## STATED PROBLEM
State the number of lines in these records that include the word "Zona", and add nothing to it.

## SOURCE MATERIAL
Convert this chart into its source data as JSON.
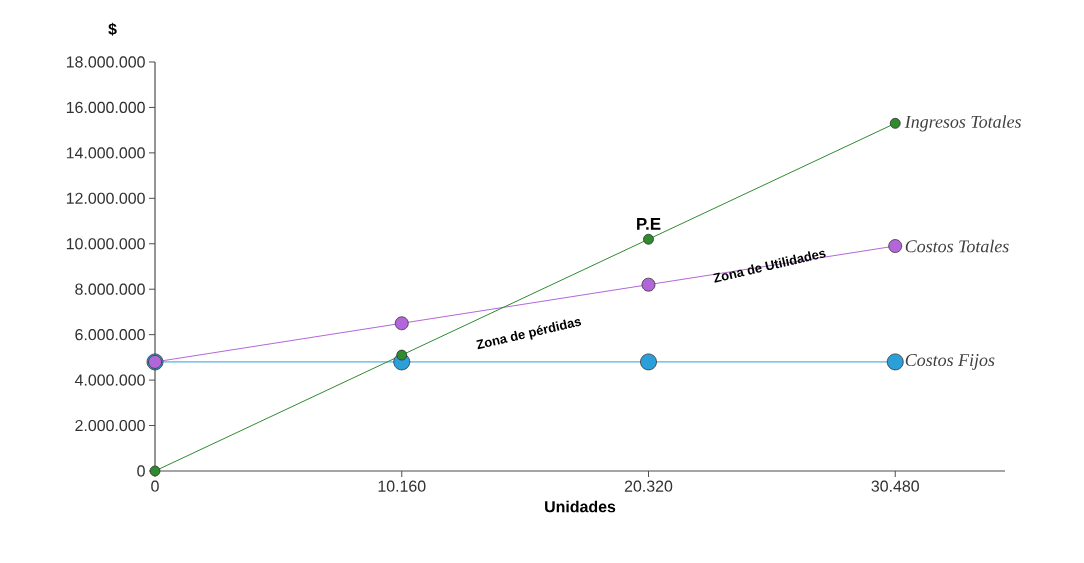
{
  "chart_data": {
    "type": "line",
    "xlabel": "Unidades",
    "ylabel": "$",
    "x": [
      0,
      10160,
      20320,
      30480
    ],
    "xlim": [
      0,
      35000
    ],
    "xticks": [
      0,
      {
        "value": 10160,
        "label": "10.160"
      },
      {
        "value": 20320,
        "label": "20.320"
      },
      {
        "value": 30480,
        "label": "30.480"
      }
    ],
    "ylim": [
      0,
      18000000
    ],
    "yticks": [
      0,
      {
        "value": 2000000,
        "label": "2.000.000"
      },
      {
        "value": 4000000,
        "label": "4.000.000"
      },
      {
        "value": 6000000,
        "label": "6.000.000"
      },
      {
        "value": 8000000,
        "label": "8.000.000"
      },
      {
        "value": 10000000,
        "label": "10.000.000"
      },
      {
        "value": 12000000,
        "label": "12.000.000"
      },
      {
        "value": 14000000,
        "label": "14.000.000"
      },
      {
        "value": 16000000,
        "label": "16.000.000"
      },
      {
        "value": 18000000,
        "label": "18.000.000"
      }
    ],
    "series": [
      {
        "name": "Ingresos Totales",
        "color": "#2e8b2e",
        "values": [
          0,
          5100000,
          10200000,
          15300000
        ]
      },
      {
        "name": "Costos Totales",
        "color": "#b366d9",
        "values": [
          4800000,
          6500000,
          8200000,
          9900000
        ]
      },
      {
        "name": "Costos Fijos",
        "color": "#2b9fd9",
        "values": [
          4800000,
          4800000,
          4800000,
          4800000
        ]
      }
    ],
    "annotations": [
      {
        "text": "P.E",
        "x": 20320,
        "y": 10200000
      },
      "Zona de pérdidas",
      {
        "text": "Zona de Utilidades",
        "x": 25300,
        "y": 9050000
      }
    ],
    "grid": false,
    "legend": false,
    "marker": "circle",
    "line_style": "solid"
  }
}
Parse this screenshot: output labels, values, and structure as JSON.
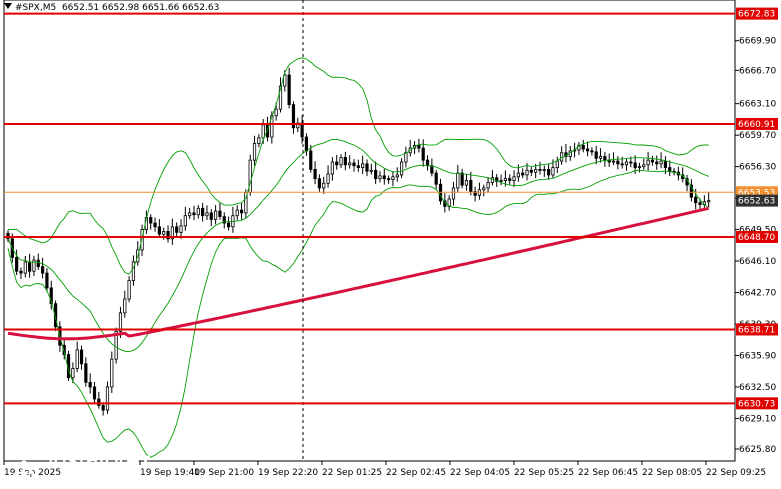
{
  "header": {
    "symbol": "#SPX,M5",
    "ohlc": "6652.51 6652.98 6651.66 6652.63"
  },
  "chart_data": {
    "type": "candlestick",
    "title": "#SPX,M5",
    "ylim": [
      6624.5,
      6674.3
    ],
    "yticks": [
      "6669.90",
      "6666.70",
      "6663.10",
      "6659.70",
      "6656.30",
      "6652.90",
      "6649.50",
      "6646.10",
      "6642.70",
      "6639.30",
      "6635.90",
      "6632.50",
      "6629.10",
      "6625.80"
    ],
    "xticks": [
      "19 Sep 2025",
      "19 Sep 19:40",
      "19 Sep 21:00",
      "19 Sep 22:20",
      "22 Sep 01:25",
      "22 Sep 02:45",
      "22 Sep 04:05",
      "22 Sep 05:25",
      "22 Sep 06:45",
      "22 Sep 08:05",
      "22 Sep 09:25"
    ],
    "levels": [
      {
        "value": 6672.83,
        "label": "6672.83",
        "color": "#e00000"
      },
      {
        "value": 6660.91,
        "label": "6660.91",
        "color": "#e00000"
      },
      {
        "value": 6653.53,
        "label": "6653.53",
        "color": "#f09030"
      },
      {
        "value": 6652.63,
        "label": "6652.63",
        "color": "#303030"
      },
      {
        "value": 6648.7,
        "label": "6648.70",
        "color": "#e00000"
      },
      {
        "value": 6638.71,
        "label": "6638.71",
        "color": "#e00000"
      },
      {
        "value": 6630.73,
        "label": "6630.73",
        "color": "#e00000"
      }
    ],
    "close": [
      6648.5,
      6646.5,
      6645.0,
      6644.8,
      6646.0,
      6645.0,
      6646.2,
      6645.5,
      6644.8,
      6643.2,
      6641.5,
      6639.0,
      6637.0,
      6636.0,
      6633.5,
      6634.5,
      6636.5,
      6635.0,
      6633.0,
      6632.5,
      6631.2,
      6630.5,
      6630.0,
      6632.5,
      6635.5,
      6638.5,
      6640.5,
      6642.0,
      6644.0,
      6646.0,
      6647.3,
      6649.5,
      6650.8,
      6650.2,
      6649.8,
      6649.0,
      6649.3,
      6648.5,
      6649.8,
      6649.2,
      6649.9,
      6651.0,
      6651.3,
      6651.1,
      6651.8,
      6651.0,
      6651.3,
      6650.6,
      6651.5,
      6650.9,
      6650.2,
      6649.8,
      6651.0,
      6651.6,
      6651.3,
      6653.5,
      6657.0,
      6658.8,
      6659.4,
      6660.8,
      6659.5,
      6661.8,
      6662.5,
      6665.0,
      6666.2,
      6663.0,
      6660.5,
      6661.0,
      6659.5,
      6658.0,
      6656.0,
      6655.0,
      6654.0,
      6654.5,
      6655.5,
      6656.8,
      6656.5,
      6657.3,
      6656.5,
      6656.7,
      6656.4,
      6656.2,
      6656.6,
      6655.8,
      6655.9,
      6655.0,
      6655.3,
      6655.0,
      6654.9,
      6655.2,
      6655.4,
      6656.8,
      6657.8,
      6658.3,
      6658.6,
      6658.3,
      6657.0,
      6656.4,
      6655.6,
      6654.4,
      6652.6,
      6652.0,
      6652.8,
      6654.0,
      6655.6,
      6654.3,
      6654.8,
      6653.6,
      6653.2,
      6653.8,
      6654.0,
      6654.6,
      6655.1,
      6654.7,
      6654.8,
      6655.0,
      6654.8,
      6655.2,
      6655.6,
      6655.4,
      6655.9,
      6655.7,
      6656.0,
      6655.9,
      6656.0,
      6655.4,
      6656.2,
      6656.9,
      6657.8,
      6657.4,
      6658.0,
      6658.1,
      6658.6,
      6658.2,
      6658.0,
      6657.9,
      6657.2,
      6657.4,
      6657.0,
      6656.8,
      6656.9,
      6656.6,
      6656.5,
      6656.8,
      6656.7,
      6656.2,
      6656.3,
      6656.5,
      6657.0,
      6656.8,
      6656.6,
      6656.9,
      6656.2,
      6655.8,
      6655.7,
      6655.4,
      6655.0,
      6654.3,
      6653.0,
      6652.4,
      6652.2,
      6652.5,
      6652.63
    ]
  }
}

## REPLY
2